* Provided material:
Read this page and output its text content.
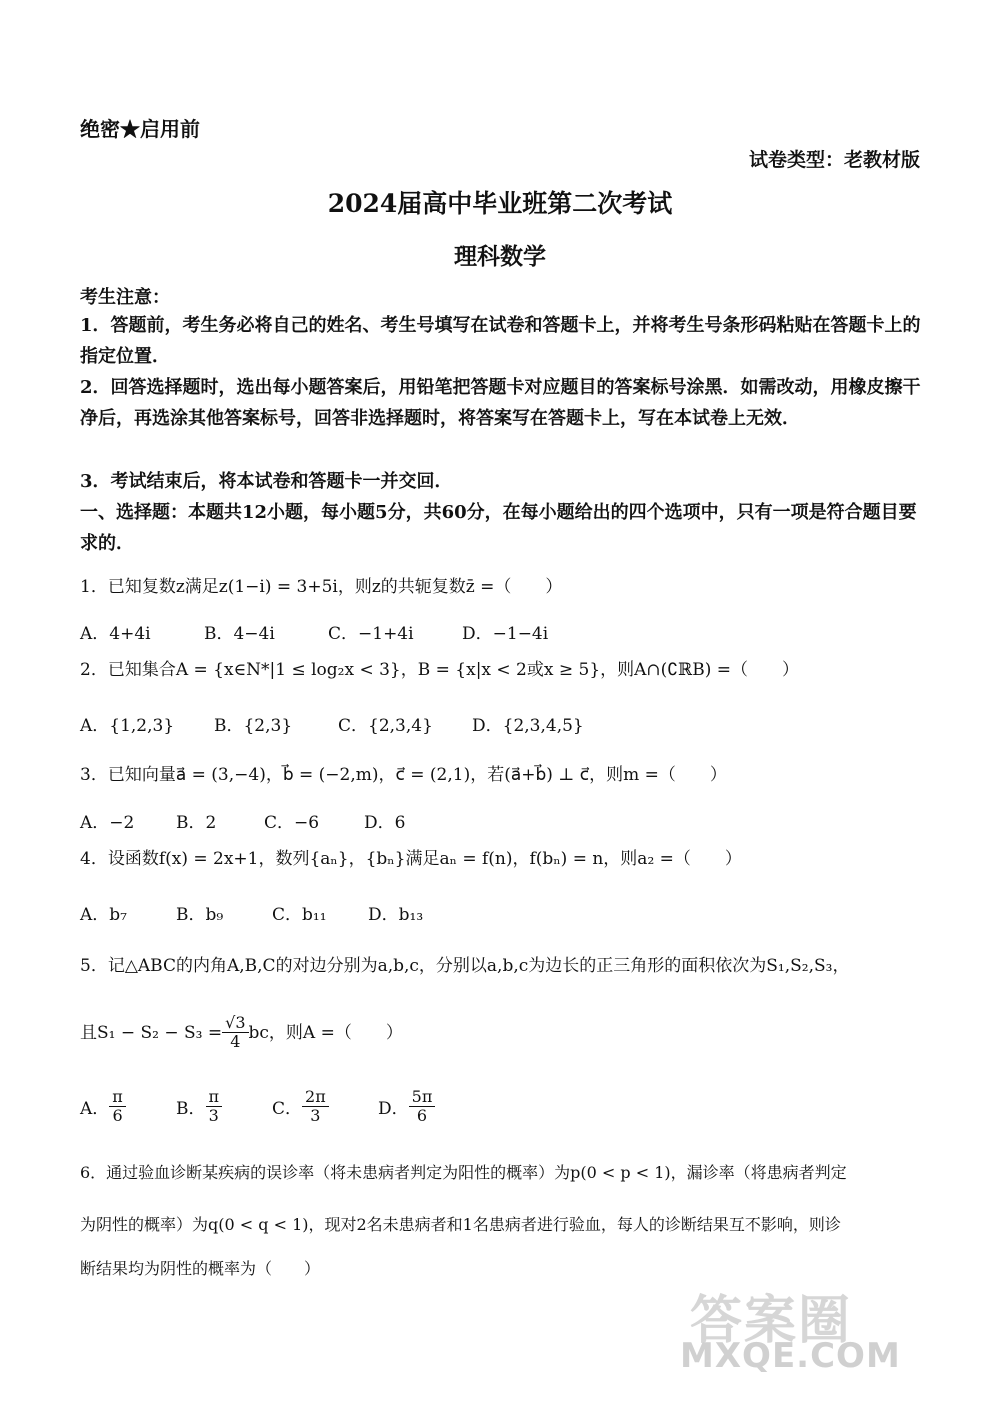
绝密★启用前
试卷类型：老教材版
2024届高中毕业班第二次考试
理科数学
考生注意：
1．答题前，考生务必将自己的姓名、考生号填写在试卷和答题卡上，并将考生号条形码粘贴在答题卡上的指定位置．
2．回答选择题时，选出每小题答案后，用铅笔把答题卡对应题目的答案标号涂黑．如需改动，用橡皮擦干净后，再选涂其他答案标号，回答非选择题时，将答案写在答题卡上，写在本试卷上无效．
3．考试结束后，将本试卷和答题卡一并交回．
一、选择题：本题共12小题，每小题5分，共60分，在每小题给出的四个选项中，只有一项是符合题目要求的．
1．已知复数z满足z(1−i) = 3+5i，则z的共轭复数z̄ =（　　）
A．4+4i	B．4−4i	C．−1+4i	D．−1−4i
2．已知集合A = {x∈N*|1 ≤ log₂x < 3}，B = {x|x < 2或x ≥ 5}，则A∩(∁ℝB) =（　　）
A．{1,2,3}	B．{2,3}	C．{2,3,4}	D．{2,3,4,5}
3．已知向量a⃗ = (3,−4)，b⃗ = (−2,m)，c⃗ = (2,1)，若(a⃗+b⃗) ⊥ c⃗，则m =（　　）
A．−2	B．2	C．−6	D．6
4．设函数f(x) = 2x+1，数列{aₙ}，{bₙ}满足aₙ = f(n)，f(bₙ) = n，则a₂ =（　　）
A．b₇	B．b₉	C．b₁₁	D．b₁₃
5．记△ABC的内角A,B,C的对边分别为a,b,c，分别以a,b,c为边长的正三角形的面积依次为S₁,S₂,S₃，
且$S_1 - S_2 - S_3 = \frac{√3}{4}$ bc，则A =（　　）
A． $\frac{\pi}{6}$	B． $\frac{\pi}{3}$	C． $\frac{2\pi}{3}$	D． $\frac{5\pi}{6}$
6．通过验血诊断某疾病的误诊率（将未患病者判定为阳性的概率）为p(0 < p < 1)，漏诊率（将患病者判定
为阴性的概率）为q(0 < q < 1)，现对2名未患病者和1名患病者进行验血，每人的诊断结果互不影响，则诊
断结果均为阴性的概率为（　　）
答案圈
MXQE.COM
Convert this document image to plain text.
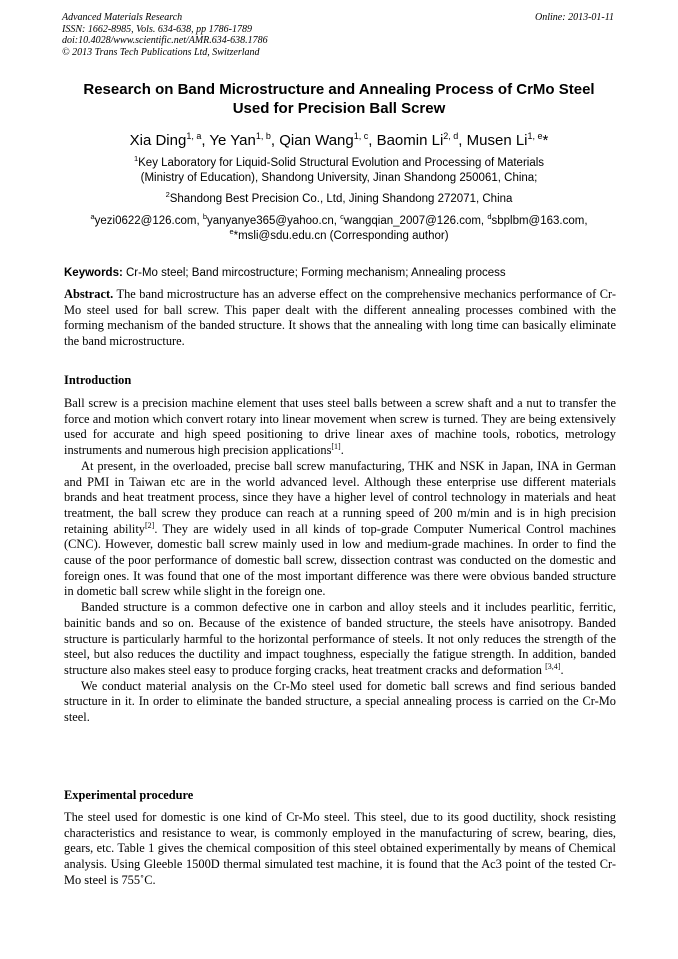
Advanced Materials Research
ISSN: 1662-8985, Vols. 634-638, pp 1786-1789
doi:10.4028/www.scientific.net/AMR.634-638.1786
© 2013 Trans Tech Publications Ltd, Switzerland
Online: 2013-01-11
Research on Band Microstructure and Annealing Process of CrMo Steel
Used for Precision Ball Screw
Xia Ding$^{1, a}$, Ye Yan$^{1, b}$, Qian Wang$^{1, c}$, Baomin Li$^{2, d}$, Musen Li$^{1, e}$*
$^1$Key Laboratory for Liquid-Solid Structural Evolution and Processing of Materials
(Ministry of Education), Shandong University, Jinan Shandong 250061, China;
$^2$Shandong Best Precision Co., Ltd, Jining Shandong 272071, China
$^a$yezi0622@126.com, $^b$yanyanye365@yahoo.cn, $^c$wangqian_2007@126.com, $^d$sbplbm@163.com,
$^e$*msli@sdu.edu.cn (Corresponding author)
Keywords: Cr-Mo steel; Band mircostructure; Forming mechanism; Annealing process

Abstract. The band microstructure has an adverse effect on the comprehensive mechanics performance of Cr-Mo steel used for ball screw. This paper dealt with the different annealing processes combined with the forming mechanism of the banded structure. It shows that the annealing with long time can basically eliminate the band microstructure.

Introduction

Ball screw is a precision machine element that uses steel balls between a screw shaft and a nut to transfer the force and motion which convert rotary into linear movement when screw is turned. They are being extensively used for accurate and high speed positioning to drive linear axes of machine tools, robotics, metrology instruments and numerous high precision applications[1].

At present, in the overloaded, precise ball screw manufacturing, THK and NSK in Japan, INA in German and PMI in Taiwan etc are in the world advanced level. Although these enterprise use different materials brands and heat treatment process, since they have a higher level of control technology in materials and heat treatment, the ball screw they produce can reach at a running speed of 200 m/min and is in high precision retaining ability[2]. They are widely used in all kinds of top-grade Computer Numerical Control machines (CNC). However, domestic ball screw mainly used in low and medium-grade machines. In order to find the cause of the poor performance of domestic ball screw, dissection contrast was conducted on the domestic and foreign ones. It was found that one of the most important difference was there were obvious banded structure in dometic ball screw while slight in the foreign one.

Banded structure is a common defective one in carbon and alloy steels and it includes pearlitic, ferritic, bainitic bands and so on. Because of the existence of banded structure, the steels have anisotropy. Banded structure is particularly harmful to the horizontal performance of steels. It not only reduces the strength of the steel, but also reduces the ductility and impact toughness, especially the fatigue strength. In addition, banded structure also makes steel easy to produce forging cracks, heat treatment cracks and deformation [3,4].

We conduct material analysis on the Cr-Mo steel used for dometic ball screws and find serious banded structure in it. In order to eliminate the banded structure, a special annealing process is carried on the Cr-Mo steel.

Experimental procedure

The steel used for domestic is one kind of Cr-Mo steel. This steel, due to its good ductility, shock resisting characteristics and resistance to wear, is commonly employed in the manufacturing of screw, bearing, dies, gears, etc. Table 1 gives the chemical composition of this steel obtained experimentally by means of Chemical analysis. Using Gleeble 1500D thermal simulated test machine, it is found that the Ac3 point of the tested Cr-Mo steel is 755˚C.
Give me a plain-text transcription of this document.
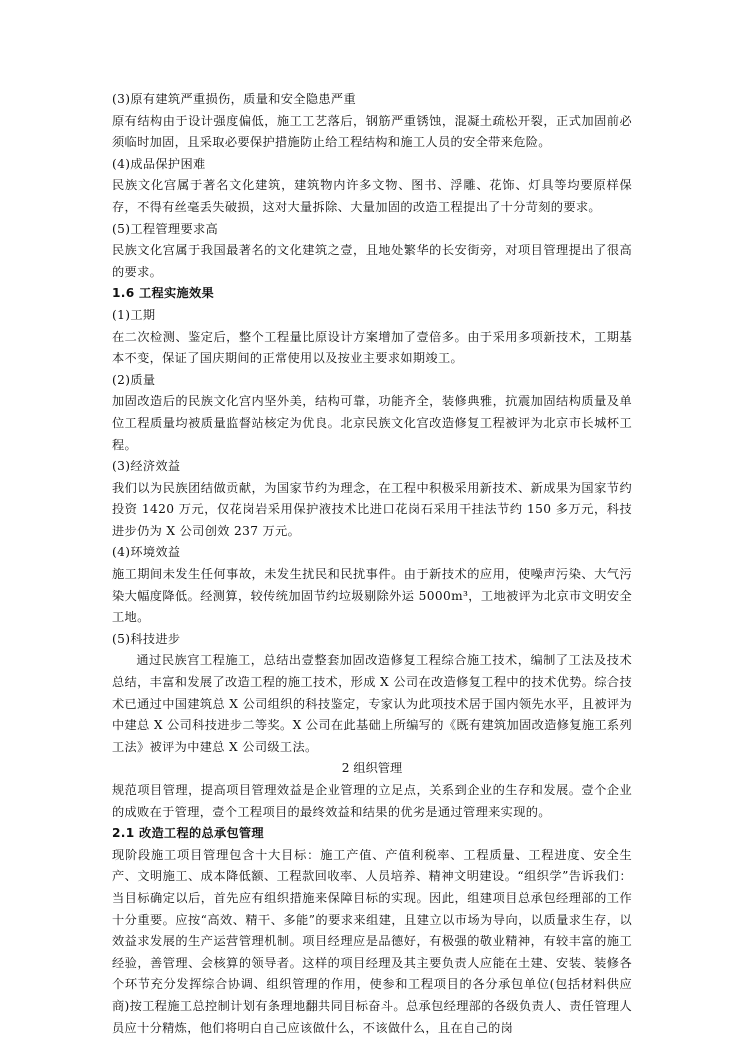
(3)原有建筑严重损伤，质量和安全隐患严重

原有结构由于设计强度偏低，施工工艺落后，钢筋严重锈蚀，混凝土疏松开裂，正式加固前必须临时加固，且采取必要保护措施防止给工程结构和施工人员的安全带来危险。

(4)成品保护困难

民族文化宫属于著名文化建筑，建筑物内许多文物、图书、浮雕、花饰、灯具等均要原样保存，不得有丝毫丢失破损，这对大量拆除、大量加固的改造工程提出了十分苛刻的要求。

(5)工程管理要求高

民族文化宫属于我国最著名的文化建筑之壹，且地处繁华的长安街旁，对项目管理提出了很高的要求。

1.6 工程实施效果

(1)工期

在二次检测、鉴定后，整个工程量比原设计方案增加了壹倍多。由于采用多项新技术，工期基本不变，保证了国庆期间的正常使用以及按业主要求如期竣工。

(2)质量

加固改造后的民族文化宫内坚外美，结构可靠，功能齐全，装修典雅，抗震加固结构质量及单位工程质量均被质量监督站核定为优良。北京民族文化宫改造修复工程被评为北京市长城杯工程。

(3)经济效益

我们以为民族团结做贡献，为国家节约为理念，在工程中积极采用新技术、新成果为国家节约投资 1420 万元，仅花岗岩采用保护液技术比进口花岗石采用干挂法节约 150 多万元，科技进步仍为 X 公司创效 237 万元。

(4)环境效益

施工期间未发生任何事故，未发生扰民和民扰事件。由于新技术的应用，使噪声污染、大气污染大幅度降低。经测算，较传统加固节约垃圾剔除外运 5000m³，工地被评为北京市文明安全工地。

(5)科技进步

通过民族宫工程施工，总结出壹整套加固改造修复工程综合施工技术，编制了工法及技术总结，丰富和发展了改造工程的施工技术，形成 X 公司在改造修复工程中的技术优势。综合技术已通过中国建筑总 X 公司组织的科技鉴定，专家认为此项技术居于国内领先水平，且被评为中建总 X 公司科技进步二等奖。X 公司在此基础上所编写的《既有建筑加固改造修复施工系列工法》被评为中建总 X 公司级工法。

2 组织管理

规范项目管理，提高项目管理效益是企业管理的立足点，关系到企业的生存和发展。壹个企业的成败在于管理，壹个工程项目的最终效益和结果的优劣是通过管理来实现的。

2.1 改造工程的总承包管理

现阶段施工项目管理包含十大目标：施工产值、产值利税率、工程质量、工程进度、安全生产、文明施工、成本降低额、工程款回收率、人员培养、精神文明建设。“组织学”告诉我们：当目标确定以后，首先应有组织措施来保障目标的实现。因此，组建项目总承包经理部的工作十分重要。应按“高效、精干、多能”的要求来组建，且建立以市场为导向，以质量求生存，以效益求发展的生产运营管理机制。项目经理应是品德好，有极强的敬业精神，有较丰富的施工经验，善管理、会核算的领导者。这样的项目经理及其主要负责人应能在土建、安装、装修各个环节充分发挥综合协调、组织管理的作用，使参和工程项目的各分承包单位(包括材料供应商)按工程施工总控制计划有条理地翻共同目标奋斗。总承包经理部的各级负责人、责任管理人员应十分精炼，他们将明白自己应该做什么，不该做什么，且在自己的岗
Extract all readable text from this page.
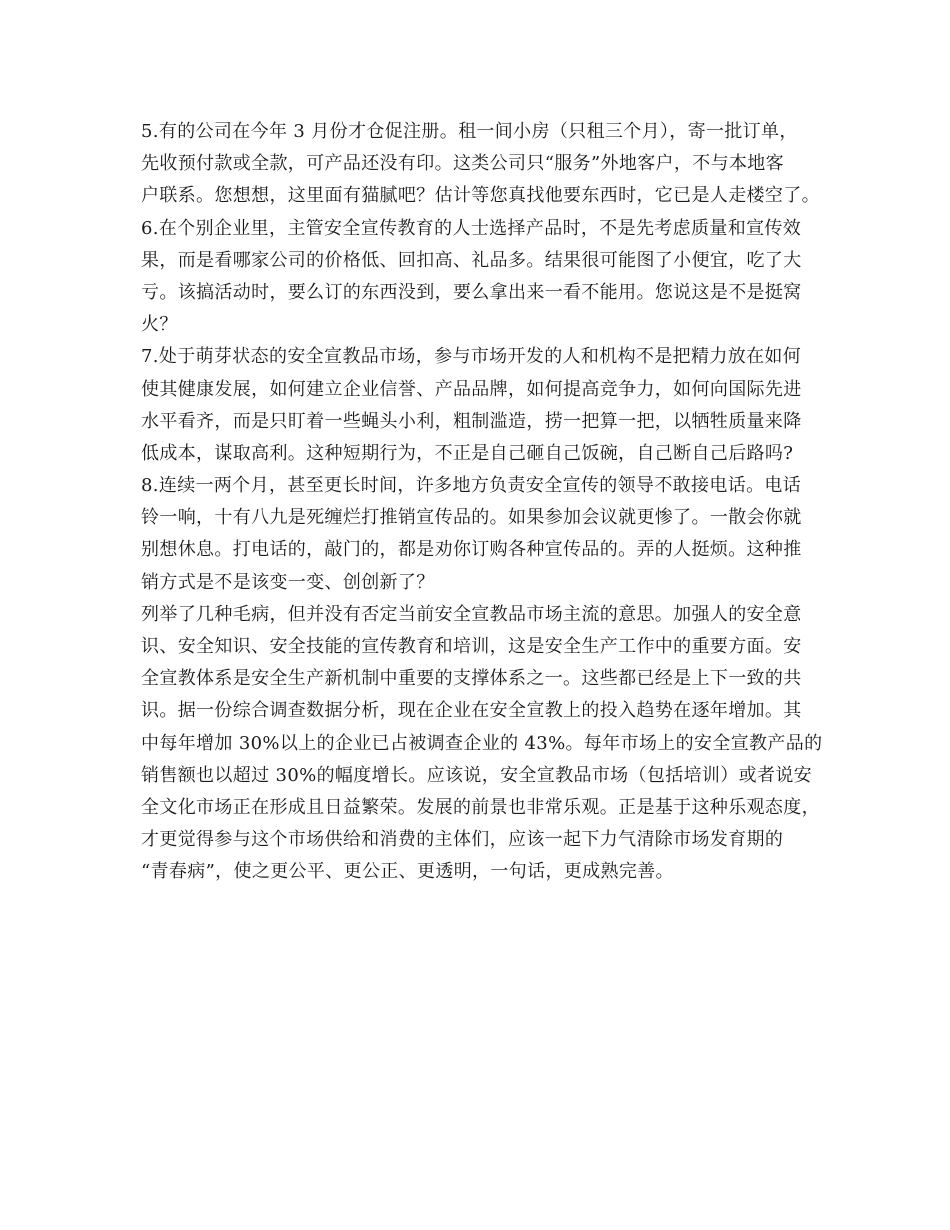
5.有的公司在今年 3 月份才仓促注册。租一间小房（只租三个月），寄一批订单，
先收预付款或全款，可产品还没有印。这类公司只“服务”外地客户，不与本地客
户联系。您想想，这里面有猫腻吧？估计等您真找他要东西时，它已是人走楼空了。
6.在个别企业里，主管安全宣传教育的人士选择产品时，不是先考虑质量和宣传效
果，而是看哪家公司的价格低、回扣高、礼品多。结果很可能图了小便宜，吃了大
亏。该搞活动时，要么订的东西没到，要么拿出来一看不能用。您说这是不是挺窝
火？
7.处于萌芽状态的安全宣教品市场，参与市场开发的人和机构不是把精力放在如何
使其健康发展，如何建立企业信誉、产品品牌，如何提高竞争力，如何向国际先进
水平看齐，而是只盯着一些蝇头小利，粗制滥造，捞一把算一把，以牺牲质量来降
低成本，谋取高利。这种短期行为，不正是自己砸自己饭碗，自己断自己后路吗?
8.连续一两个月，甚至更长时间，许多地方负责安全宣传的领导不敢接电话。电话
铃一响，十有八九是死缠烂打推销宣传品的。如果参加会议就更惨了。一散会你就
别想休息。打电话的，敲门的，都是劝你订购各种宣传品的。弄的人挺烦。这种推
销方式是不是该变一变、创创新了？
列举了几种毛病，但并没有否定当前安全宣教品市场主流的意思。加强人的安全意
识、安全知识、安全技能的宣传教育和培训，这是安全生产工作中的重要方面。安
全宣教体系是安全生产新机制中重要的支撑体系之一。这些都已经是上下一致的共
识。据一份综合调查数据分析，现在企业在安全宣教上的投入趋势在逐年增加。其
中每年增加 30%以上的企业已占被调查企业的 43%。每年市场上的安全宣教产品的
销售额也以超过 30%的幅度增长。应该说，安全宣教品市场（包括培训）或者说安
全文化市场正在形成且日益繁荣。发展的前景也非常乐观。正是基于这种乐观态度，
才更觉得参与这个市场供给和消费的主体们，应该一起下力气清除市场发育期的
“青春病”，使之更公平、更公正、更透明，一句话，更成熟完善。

* Aim: Check each line of the entries for the string "page". Copy the lines that have it.

* Answer in full:
Read this page and output its text content.
Extract all readable text from this page.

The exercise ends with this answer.